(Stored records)
____________

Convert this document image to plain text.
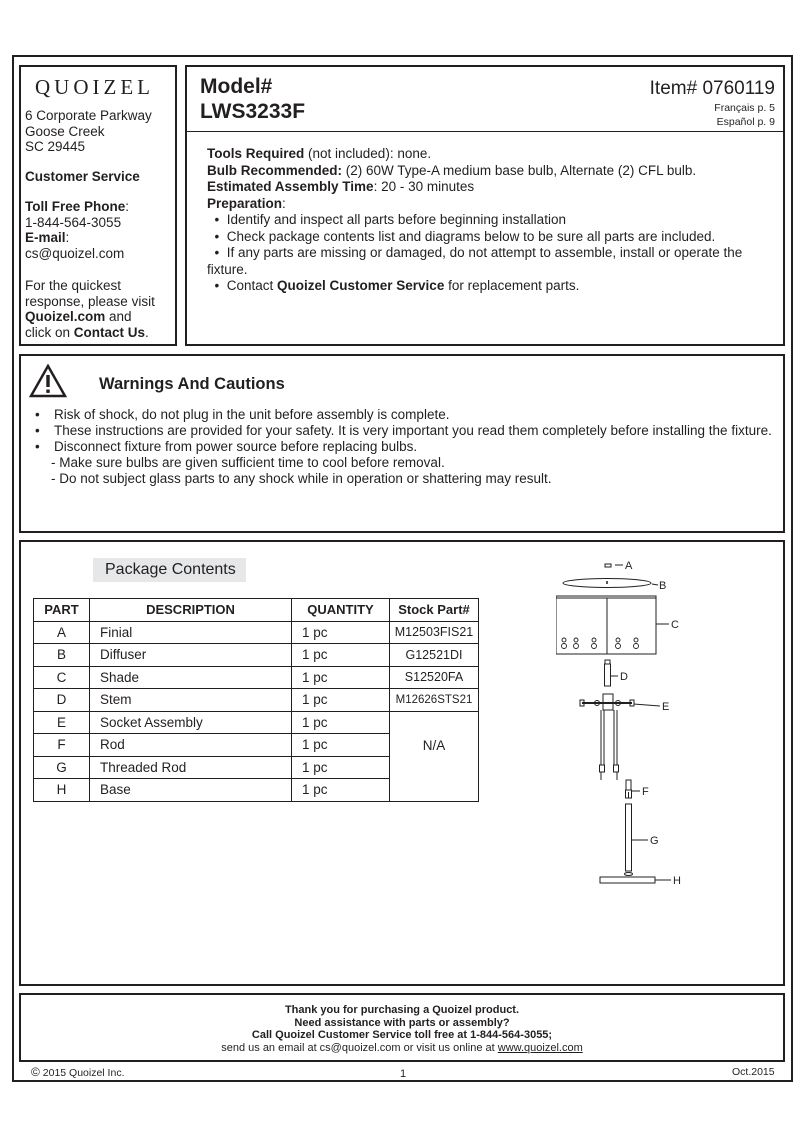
QUOIZEL
6 Corporate Parkway
Goose Creek
SC 29445
Customer Service
Toll Free Phone:
1-844-564-3055
E-mail:
cs@quoizel.com
For the quickest
response, please visit
Quoizel.com and
click on Contact Us.
Model#
LWS3233F
Item# 0760119
Français p. 5
Español p. 9
Tools Required (not included): none.
Bulb Recommended: (2) 60W Type-A medium base bulb, Alternate (2) CFL bulb.
Estimated Assembly Time: 20 - 30 minutes
Preparation:
•  Identify and inspect all parts before beginning installation
•  Check package contents list and diagrams below to be sure all parts are included.
•  If any parts are missing or damaged, do not attempt to assemble, install or operate the fixture.
•  Contact Quoizel Customer Service for replacement parts.
Warnings And Cautions
•	Risk of shock, do not plug in the unit before assembly is complete.
•	These instructions are provided for your safety. It is very important you read them completely before installing the fixture.
•	Disconnect fixture from power source before replacing bulbs.
- Make sure bulbs are given sufficient time to cool before removal.
- Do not subject glass parts to any shock while in operation or shattering may result.
Package Contents
PART	DESCRIPTION	QUANTITY	Stock Part#
A	Finial	1 pc	M12503FIS21
B	Diffuser	1 pc	G12521DI
C	Shade	1 pc	S12520FA
D	Stem	1 pc	M12626STS21
E	Socket Assembly	1 pc	N/A
F	Rod	1 pc	
G	Threaded Rod	1 pc	
H	Base	1 pc	
A
B
C
D
E
F
G
H
Thank you for purchasing a Quoizel product.
Need assistance with parts or assembly?
Call Quoizel Customer Service toll free at 1-844-564-3055;
send us an email at cs@quoizel.com or visit us online at www.quoizel.com
© 2015 Quoizel Inc.	1	Oct.2015
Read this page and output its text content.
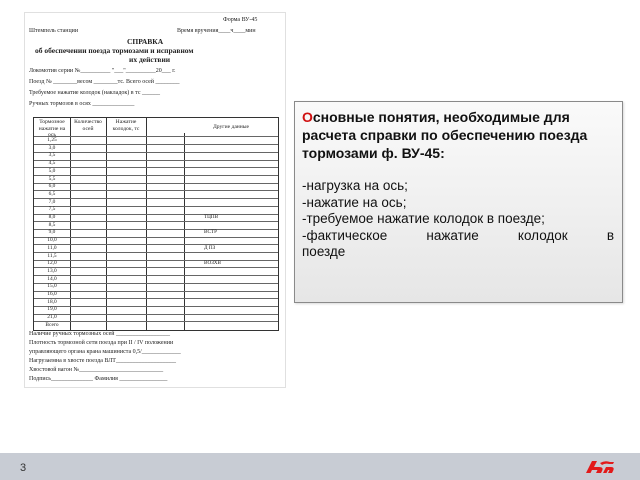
Форма ВУ-45
Штемпель станции	Время вручения____ч____мин
СПРАВКА
об обеспечении поезда тормозами и исправном
их действии
Локомотив серии №__________ "___"__________20___ г.
Поезд № ________весом ________тс. Всего осей ________
Требуемое нажатие колодок (накладок) в тс ______
Ручных тормозов в осях ______________
Тормозное нажатие на ось
Количество осей
Нажатие колодок, тс	Другие данные
1,25
3,0
3,5
4,5
5,0
5,5
6,0
6,5
7,0
7,5
8,0
8,5
9,0
10,0
11,0
11,5
12,0
13,0
14,0
15,0
16,0
18,0
19,0
21,0
Всего
ТЦПВ
ВСТР
Д ПЗ
ВОЗХВ
Наличие ручных тормозных осей __________________
Плотность тормозной сети поезда при II / IV положении
управляющего органа крана машиниста 0,5/_____________
Нагрузаемна в хвосте поезда ВЛТ____________________
Хвостовой вагон №____________________________
Подпись______________ Фамилия ________________

Основные понятия, необходимые для расчета справки по обеспечению поезда тормозами ф. ВУ-45:

-нагрузка на ось;
-нажатие на ось;
-требуемое нажатие колодок в поезде;
-фактическое нажатие колодок в
поезде
3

____________

Look through the records and gather each line with the word "sure".

•  Check package contents list and diagrams below to be sure all parts are included.
- Make sure bulbs are given sufficient time to cool before removal.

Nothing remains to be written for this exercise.